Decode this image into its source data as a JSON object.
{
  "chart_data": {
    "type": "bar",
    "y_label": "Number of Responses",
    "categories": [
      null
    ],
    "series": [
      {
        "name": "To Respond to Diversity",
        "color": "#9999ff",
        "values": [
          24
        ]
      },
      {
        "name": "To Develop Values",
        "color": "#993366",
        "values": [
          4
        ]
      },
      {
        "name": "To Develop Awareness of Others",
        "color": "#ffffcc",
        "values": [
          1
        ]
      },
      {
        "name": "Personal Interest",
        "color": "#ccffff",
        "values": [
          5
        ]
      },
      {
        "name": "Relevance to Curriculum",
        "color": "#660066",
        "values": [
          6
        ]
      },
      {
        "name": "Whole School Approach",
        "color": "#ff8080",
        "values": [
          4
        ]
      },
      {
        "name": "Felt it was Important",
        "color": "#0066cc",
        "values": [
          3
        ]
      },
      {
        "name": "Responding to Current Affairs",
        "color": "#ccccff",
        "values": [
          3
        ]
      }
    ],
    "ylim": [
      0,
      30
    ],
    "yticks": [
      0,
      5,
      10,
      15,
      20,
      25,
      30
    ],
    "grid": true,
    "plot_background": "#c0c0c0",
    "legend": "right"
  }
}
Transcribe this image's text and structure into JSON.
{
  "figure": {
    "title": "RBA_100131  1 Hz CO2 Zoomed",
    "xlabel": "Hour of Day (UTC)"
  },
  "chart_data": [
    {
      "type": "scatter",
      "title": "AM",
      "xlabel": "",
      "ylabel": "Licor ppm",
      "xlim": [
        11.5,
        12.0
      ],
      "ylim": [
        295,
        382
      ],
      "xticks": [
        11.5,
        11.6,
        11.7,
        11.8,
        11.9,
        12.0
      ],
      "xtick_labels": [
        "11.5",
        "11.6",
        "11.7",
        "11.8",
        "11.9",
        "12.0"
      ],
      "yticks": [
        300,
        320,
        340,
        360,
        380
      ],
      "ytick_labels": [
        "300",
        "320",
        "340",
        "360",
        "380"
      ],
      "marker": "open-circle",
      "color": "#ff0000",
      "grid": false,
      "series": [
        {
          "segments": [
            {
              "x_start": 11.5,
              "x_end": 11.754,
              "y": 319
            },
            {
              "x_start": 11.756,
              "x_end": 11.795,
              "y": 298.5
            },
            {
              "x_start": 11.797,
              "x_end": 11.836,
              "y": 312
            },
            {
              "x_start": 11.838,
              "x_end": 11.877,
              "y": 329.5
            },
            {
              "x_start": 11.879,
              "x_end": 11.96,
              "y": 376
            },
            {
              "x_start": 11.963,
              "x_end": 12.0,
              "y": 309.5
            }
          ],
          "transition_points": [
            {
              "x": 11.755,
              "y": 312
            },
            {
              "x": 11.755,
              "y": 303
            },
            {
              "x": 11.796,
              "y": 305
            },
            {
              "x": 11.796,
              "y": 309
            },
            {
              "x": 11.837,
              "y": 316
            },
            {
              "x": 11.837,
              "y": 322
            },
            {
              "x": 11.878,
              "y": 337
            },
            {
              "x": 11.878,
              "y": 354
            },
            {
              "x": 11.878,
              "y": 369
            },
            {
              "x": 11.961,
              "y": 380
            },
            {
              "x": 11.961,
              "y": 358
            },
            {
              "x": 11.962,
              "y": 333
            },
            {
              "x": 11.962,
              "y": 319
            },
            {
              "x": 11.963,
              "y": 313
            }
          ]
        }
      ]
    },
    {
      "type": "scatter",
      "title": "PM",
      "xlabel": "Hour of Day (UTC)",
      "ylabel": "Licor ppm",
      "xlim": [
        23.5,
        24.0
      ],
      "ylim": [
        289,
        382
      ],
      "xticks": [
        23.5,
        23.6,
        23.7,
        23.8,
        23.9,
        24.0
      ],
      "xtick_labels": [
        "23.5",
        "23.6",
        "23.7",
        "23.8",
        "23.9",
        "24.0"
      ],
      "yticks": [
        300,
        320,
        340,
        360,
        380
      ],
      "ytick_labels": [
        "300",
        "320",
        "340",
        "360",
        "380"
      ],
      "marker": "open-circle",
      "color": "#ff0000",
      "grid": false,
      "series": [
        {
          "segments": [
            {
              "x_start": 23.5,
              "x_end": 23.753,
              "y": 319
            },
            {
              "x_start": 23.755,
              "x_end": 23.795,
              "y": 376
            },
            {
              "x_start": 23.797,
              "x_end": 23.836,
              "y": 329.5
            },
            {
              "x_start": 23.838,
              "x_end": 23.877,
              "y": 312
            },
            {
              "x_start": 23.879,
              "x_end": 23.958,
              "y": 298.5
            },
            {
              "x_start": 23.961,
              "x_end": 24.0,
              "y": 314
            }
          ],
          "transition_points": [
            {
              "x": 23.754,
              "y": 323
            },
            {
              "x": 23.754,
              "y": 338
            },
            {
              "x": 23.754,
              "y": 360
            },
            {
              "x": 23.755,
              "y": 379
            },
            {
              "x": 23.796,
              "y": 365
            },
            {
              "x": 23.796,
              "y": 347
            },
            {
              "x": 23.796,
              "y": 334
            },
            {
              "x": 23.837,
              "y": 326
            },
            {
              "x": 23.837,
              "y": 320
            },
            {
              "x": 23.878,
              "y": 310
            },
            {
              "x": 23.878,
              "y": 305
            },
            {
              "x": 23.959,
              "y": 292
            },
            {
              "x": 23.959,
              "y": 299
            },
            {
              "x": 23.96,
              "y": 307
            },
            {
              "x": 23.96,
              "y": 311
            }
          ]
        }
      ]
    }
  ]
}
---
— Task brief —
Repeat the records exactly, including every line.

— Answer —
Decode this image into its source data as a JSON object.
{
  "chart_data": {
    "type": "bar",
    "y_label": "Number of Responses",
    "categories": [
      null
    ],
    "series": [
      {
        "name": "To Respond to Diversity",
        "color": "#9999ff",
        "values": [
          24
        ]
      },
      {
        "name": "To Develop Values",
        "color": "#993366",
        "values": [
          4
        ]
      },
      {
        "name": "To Develop Awareness of Others",
        "color": "#ffffcc",
        "values": [
          1
        ]
      },
      {
        "name": "Personal Interest",
        "color": "#ccffff",
        "values": [
          5
        ]
      },
      {
        "name": "Relevance to Curriculum",
        "color": "#660066",
        "values": [
          6
        ]
      },
      {
        "name": "Whole School Approach",
        "color": "#ff8080",
        "values": [
          4
        ]
      },
      {
        "name": "Felt it was Important",
        "color": "#0066cc",
        "values": [
          3
        ]
      },
      {
        "name": "Responding to Current Affairs",
        "color": "#ccccff",
        "values": [
          3
        ]
      }
    ],
    "ylim": [
      0,
      30
    ],
    "yticks": [
      0,
      5,
      10,
      15,
      20,
      25,
      30
    ],
    "grid": true,
    "plot_background": "#c0c0c0",
    "legend": "right"
  }
}
Transcribe this image's text and structure into JSON.
{
  "figure": {
    "title": "RBA_100131  1 Hz CO2 Zoomed",
    "xlabel": "Hour of Day (UTC)"
  },
  "chart_data": [
    {
      "type": "scatter",
      "title": "AM",
      "xlabel": "",
      "ylabel": "Licor ppm",
      "xlim": [
        11.5,
        12.0
      ],
      "ylim": [
        295,
        382
      ],
      "xticks": [
        11.5,
        11.6,
        11.7,
        11.8,
        11.9,
        12.0
      ],
      "xtick_labels": [
        "11.5",
        "11.6",
        "11.7",
        "11.8",
        "11.9",
        "12.0"
      ],
      "yticks": [
        300,
        320,
        340,
        360,
        380
      ],
      "ytick_labels": [
        "300",
        "320",
        "340",
        "360",
        "380"
      ],
      "marker": "open-circle",
      "color": "#ff0000",
      "grid": false,
      "series": [
        {
          "segments": [
            {
              "x_start": 11.5,
              "x_end": 11.754,
              "y": 319
            },
            {
              "x_start": 11.756,
              "x_end": 11.795,
              "y": 298.5
            },
            {
              "x_start": 11.797,
              "x_end": 11.836,
              "y": 312
            },
            {
              "x_start": 11.838,
              "x_end": 11.877,
              "y": 329.5
            },
            {
              "x_start": 11.879,
              "x_end": 11.96,
              "y": 376
            },
            {
              "x_start": 11.963,
              "x_end": 12.0,
              "y": 309.5
            }
          ],
          "transition_points": [
            {
              "x": 11.755,
              "y": 312
            },
            {
              "x": 11.755,
              "y": 303
            },
            {
              "x": 11.796,
              "y": 305
            },
            {
              "x": 11.796,
              "y": 309
            },
            {
              "x": 11.837,
              "y": 316
            },
            {
              "x": 11.837,
              "y": 322
            },
            {
              "x": 11.878,
              "y": 337
            },
            {
              "x": 11.878,
              "y": 354
            },
            {
              "x": 11.878,
              "y": 369
            },
            {
              "x": 11.961,
              "y": 380
            },
            {
              "x": 11.961,
              "y": 358
            },
            {
              "x": 11.962,
              "y": 333
            },
            {
              "x": 11.962,
              "y": 319
            },
            {
              "x": 11.963,
              "y": 313
            }
          ]
        }
      ]
    },
    {
      "type": "scatter",
      "title": "PM",
      "xlabel": "Hour of Day (UTC)",
      "ylabel": "Licor ppm",
      "xlim": [
        23.5,
        24.0
      ],
      "ylim": [
        289,
        382
      ],
      "xticks": [
        23.5,
        23.6,
        23.7,
        23.8,
        23.9,
        24.0
      ],
      "xtick_labels": [
        "23.5",
        "23.6",
        "23.7",
        "23.8",
        "23.9",
        "24.0"
      ],
      "yticks": [
        300,
        320,
        340,
        360,
        380
      ],
      "ytick_labels": [
        "300",
        "320",
        "340",
        "360",
        "380"
      ],
      "marker": "open-circle",
      "color": "#ff0000",
      "grid": false,
      "series": [
        {
          "segments": [
            {
              "x_start": 23.5,
              "x_end": 23.753,
              "y": 319
            },
            {
              "x_start": 23.755,
              "x_end": 23.795,
              "y": 376
            },
            {
              "x_start": 23.797,
              "x_end": 23.836,
              "y": 329.5
            },
            {
              "x_start": 23.838,
              "x_end": 23.877,
              "y": 312
            },
            {
              "x_start": 23.879,
              "x_end": 23.958,
              "y": 298.5
            },
            {
              "x_start": 23.961,
              "x_end": 24.0,
              "y": 314
            }
          ],
          "transition_points": [
            {
              "x": 23.754,
              "y": 323
            },
            {
              "x": 23.754,
              "y": 338
            },
            {
              "x": 23.754,
              "y": 360
            },
            {
              "x": 23.755,
              "y": 379
            },
            {
              "x": 23.796,
              "y": 365
            },
            {
              "x": 23.796,
              "y": 347
            },
            {
              "x": 23.796,
              "y": 334
            },
            {
              "x": 23.837,
              "y": 326
            },
            {
              "x": 23.837,
              "y": 320
            },
            {
              "x": 23.878,
              "y": 310
            },
            {
              "x": 23.878,
              "y": 305
            },
            {
              "x": 23.959,
              "y": 292
            },
            {
              "x": 23.959,
              "y": 299
            },
            {
              "x": 23.96,
              "y": 307
            },
            {
              "x": 23.96,
              "y": 311
            }
          ]
        }
      ]
    }
  ]
}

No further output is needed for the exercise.